_Record list_.

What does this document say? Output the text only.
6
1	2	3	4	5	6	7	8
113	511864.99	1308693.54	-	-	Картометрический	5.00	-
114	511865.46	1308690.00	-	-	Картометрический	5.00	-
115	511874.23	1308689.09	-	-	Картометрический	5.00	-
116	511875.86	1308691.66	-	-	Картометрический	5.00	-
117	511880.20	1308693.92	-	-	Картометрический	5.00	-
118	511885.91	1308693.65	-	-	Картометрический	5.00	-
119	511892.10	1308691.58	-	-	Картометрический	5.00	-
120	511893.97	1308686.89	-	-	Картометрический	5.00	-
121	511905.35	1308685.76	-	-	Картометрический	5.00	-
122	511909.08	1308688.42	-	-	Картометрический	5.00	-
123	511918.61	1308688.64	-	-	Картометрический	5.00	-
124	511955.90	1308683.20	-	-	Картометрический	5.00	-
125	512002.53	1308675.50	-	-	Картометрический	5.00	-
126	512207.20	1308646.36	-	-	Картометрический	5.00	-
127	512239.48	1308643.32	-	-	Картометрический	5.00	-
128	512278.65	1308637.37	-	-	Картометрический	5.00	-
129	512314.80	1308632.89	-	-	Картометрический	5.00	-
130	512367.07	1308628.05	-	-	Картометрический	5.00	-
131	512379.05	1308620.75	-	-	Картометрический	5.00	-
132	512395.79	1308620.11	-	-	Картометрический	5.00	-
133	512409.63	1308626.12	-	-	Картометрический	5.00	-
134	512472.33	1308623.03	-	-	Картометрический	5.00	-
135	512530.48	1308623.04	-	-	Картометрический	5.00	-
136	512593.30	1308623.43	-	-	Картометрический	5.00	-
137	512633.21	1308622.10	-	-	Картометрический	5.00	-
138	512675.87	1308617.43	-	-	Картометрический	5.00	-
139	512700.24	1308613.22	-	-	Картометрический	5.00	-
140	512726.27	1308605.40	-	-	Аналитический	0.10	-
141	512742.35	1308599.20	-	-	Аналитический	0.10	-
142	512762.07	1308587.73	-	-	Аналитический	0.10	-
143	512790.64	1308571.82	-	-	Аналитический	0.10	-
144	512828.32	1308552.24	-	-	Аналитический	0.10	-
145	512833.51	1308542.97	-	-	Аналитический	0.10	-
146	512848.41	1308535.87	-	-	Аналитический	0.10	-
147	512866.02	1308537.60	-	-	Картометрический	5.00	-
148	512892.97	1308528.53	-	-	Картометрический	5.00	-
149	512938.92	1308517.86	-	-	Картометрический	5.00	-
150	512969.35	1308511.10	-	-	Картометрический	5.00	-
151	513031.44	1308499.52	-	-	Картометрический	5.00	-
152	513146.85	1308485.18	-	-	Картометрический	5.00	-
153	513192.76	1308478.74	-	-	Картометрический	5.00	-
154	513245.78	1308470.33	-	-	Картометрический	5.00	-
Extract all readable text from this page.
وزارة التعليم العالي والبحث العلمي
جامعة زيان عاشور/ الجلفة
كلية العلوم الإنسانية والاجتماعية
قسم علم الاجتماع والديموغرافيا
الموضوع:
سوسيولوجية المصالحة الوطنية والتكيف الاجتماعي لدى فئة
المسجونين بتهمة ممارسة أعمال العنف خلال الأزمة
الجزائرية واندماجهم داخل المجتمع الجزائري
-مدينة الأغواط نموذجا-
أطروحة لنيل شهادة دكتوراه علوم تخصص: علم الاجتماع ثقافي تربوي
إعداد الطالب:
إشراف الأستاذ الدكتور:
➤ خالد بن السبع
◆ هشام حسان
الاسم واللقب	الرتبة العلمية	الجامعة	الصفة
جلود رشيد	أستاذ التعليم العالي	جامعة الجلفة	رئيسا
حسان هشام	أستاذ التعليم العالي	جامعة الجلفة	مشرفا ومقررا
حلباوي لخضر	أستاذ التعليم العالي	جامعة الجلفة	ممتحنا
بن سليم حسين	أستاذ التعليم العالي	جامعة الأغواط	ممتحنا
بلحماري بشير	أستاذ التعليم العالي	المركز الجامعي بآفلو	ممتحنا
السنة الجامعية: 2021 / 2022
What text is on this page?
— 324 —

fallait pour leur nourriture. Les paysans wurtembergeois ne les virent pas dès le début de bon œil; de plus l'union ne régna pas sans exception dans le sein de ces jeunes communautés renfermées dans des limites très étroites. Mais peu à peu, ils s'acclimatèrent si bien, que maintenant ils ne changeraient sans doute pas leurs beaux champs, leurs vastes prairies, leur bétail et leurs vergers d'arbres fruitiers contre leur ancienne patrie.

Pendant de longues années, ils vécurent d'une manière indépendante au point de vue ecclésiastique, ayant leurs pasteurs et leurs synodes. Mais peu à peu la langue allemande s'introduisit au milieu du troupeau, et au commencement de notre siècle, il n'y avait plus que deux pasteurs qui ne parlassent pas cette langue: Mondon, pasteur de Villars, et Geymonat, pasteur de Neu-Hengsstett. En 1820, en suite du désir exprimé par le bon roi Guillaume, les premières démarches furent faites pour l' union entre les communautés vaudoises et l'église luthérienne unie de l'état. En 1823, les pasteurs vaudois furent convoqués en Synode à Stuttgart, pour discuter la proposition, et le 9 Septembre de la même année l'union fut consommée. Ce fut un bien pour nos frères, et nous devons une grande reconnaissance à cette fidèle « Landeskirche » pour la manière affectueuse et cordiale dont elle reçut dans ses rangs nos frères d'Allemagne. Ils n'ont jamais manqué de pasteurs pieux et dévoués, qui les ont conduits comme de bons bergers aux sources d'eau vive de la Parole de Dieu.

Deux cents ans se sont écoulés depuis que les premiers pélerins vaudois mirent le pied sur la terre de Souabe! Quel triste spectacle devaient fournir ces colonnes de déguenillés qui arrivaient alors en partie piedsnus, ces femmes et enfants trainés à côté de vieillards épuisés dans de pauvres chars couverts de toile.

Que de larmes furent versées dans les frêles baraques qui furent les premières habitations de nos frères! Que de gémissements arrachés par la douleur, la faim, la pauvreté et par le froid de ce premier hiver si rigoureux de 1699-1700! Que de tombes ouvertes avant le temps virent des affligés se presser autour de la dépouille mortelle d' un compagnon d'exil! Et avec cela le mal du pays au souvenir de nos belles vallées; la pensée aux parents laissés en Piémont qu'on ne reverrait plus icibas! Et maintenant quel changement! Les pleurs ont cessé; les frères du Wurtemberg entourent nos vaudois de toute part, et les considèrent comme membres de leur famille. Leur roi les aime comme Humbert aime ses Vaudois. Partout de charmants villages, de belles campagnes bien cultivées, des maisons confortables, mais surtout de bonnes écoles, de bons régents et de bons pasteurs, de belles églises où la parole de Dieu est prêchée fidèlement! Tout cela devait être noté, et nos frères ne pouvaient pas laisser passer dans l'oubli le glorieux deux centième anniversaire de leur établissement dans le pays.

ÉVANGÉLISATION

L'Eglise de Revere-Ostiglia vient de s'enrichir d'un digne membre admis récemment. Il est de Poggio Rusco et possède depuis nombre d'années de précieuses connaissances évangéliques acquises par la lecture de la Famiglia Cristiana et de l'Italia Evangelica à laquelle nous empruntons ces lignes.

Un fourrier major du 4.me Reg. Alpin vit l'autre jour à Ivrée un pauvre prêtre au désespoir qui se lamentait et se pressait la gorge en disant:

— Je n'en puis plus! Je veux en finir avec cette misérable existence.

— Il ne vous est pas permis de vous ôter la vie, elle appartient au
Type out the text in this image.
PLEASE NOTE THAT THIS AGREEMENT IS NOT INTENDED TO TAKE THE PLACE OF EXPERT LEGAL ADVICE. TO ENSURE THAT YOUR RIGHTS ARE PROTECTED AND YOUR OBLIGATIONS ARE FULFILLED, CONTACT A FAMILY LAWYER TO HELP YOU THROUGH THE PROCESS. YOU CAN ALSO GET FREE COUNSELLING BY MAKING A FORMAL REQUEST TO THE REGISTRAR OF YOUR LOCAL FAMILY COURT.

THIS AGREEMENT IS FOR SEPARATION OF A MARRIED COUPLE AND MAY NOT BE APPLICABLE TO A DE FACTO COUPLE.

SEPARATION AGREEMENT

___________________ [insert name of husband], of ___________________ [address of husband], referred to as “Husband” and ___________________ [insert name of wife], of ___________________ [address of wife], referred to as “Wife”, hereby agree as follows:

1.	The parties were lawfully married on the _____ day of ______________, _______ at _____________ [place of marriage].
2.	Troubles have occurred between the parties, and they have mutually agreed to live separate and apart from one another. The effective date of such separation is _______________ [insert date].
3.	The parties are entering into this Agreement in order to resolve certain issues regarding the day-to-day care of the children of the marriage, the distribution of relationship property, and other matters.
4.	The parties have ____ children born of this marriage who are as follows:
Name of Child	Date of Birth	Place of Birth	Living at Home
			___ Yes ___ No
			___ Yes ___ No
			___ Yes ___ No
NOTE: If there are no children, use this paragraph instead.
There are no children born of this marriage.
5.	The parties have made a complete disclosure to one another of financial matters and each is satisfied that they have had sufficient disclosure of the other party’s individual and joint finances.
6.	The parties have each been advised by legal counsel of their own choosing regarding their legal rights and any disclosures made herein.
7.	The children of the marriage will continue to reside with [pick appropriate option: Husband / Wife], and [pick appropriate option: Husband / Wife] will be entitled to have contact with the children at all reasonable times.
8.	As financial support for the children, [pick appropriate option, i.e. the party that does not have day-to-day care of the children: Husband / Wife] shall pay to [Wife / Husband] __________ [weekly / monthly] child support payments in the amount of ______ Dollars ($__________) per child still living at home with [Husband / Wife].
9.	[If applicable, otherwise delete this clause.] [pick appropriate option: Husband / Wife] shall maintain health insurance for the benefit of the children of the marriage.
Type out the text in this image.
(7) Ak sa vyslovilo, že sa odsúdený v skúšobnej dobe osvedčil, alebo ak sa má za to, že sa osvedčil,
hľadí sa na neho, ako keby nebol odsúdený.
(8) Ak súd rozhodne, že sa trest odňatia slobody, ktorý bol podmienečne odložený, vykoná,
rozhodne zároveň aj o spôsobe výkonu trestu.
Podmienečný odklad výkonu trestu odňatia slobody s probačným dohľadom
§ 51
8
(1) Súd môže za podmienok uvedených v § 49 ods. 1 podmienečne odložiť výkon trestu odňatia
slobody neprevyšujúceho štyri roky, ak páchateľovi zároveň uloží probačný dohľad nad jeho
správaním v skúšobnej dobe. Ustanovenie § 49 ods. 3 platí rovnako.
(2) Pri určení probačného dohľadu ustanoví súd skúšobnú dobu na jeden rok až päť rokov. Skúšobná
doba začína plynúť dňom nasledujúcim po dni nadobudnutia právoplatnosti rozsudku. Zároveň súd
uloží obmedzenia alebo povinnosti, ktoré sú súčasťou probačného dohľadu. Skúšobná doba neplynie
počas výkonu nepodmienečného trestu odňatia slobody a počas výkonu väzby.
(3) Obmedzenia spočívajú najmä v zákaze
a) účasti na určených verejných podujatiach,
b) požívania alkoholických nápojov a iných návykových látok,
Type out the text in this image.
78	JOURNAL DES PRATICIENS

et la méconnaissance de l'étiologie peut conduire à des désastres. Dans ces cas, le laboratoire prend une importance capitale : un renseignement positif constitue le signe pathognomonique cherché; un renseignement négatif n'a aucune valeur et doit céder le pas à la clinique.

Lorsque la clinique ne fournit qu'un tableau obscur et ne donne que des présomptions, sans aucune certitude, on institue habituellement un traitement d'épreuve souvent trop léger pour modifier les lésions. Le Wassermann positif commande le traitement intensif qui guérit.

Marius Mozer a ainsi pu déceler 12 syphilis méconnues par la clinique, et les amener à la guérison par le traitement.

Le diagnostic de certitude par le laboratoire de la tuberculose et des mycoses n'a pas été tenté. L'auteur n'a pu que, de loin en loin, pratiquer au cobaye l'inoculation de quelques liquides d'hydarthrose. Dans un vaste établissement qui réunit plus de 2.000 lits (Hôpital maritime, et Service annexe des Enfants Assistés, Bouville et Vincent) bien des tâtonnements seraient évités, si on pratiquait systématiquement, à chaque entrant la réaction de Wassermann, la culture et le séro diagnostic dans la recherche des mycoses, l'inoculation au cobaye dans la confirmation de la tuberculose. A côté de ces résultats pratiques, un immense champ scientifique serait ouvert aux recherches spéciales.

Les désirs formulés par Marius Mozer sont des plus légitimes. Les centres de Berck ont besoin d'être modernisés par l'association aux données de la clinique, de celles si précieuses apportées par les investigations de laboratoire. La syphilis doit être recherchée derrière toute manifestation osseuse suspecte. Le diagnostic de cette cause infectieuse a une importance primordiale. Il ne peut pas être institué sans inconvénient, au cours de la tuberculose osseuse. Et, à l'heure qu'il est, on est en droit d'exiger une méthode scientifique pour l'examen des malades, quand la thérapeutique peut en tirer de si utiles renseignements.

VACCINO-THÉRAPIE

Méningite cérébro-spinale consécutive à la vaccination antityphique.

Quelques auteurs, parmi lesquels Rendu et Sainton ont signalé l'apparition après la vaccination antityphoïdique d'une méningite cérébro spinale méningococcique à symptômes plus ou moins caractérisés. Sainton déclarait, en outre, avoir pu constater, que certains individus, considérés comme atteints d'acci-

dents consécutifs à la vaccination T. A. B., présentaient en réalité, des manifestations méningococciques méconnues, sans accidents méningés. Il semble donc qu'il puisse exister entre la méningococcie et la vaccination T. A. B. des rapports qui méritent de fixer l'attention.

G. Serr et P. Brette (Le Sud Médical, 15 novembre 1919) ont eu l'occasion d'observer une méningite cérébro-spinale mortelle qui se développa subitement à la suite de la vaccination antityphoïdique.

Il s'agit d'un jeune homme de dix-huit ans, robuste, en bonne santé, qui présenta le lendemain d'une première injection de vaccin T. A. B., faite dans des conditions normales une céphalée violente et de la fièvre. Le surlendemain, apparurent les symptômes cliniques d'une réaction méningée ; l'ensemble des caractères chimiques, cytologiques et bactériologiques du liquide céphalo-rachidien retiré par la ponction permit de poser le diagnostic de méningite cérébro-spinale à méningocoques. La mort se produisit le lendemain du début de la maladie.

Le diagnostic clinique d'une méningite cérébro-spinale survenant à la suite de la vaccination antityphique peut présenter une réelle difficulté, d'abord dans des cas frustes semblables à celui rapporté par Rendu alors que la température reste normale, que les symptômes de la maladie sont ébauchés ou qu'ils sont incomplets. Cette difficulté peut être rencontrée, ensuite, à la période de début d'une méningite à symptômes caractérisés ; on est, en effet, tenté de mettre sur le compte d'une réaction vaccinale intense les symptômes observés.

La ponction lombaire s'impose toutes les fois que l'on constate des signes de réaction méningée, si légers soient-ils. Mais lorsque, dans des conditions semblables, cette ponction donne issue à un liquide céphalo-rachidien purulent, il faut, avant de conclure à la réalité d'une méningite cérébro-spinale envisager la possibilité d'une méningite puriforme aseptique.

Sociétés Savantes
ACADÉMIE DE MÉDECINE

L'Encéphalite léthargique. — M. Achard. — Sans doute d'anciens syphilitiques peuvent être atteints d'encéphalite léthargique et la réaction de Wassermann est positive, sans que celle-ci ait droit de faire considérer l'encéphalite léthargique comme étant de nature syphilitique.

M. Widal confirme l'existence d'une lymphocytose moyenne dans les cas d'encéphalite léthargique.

_Direction_. Copy every line of the material in which the word "Аналитический" occurs.

_Response_.
140	512726.27	1308605.40	-	-	Аналитический	0.10	-
141	512742.35	1308599.20	-	-	Аналитический	0.10	-
142	512762.07	1308587.73	-	-	Аналитический	0.10	-
143	512790.64	1308571.82	-	-	Аналитический	0.10	-
144	512828.32	1308552.24	-	-	Аналитический	0.10	-
145	512833.51	1308542.97	-	-	Аналитический	0.10	-
146	512848.41	1308535.87	-	-	Аналитический	0.10	-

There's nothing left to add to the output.